Raw data:
>> START
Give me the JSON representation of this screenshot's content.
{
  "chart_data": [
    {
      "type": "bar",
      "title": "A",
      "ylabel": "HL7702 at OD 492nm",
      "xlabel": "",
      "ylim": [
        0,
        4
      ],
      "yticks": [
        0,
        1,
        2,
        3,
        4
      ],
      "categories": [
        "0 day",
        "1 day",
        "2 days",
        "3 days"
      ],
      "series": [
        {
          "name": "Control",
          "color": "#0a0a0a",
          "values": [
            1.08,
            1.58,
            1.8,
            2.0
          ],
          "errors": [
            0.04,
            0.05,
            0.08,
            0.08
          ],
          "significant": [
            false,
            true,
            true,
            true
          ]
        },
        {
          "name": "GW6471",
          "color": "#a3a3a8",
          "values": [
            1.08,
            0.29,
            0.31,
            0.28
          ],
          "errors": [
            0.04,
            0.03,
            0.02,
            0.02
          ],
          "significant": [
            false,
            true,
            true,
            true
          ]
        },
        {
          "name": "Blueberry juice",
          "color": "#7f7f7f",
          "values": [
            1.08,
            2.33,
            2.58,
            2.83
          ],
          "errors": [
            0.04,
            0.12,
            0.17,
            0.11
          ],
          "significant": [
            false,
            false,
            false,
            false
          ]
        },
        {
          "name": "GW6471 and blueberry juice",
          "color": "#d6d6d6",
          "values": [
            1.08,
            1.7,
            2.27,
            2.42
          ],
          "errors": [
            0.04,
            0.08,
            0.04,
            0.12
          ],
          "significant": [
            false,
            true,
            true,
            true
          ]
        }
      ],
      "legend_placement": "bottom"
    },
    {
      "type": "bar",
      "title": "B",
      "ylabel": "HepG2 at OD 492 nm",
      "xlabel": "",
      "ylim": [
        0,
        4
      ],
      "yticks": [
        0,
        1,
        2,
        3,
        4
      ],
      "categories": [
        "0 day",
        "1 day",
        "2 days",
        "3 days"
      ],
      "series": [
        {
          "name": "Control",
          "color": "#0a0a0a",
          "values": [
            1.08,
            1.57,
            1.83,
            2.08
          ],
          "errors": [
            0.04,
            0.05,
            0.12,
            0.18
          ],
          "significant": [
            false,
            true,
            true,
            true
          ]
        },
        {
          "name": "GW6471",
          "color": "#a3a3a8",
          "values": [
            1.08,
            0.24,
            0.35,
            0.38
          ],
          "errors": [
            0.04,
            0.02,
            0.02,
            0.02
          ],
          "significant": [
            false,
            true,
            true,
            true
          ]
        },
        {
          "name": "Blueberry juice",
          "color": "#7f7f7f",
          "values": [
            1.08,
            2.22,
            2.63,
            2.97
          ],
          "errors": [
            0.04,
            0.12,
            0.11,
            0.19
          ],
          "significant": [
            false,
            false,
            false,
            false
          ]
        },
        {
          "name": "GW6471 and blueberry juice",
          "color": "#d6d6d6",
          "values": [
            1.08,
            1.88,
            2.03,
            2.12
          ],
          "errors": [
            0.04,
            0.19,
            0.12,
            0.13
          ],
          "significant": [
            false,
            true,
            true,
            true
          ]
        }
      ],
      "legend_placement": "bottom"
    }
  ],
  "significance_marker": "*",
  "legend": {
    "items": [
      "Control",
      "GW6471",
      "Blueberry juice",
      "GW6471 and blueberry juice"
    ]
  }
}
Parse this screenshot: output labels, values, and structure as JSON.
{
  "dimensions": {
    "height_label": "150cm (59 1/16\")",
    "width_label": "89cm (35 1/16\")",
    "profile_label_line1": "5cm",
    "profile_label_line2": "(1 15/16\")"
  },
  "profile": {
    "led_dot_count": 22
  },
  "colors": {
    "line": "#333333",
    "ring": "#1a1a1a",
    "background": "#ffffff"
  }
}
>> END
Given problem: Exact repetition is required for the lines from the one that contains "Parse this screenshot: output" through the final line; leave out everything else.

Task answer:
Parse this screenshot: output labels, values, and structure as JSON.
{
  "dimensions": {
    "height_label": "150cm (59 1/16\")",
    "width_label": "89cm (35 1/16\")",
    "profile_label_line1": "5cm",
    "profile_label_line2": "(1 15/16\")"
  },
  "profile": {
    "led_dot_count": 22
  },
  "colors": {
    "line": "#333333",
    "ring": "#1a1a1a",
    "background": "#ffffff"
  }
}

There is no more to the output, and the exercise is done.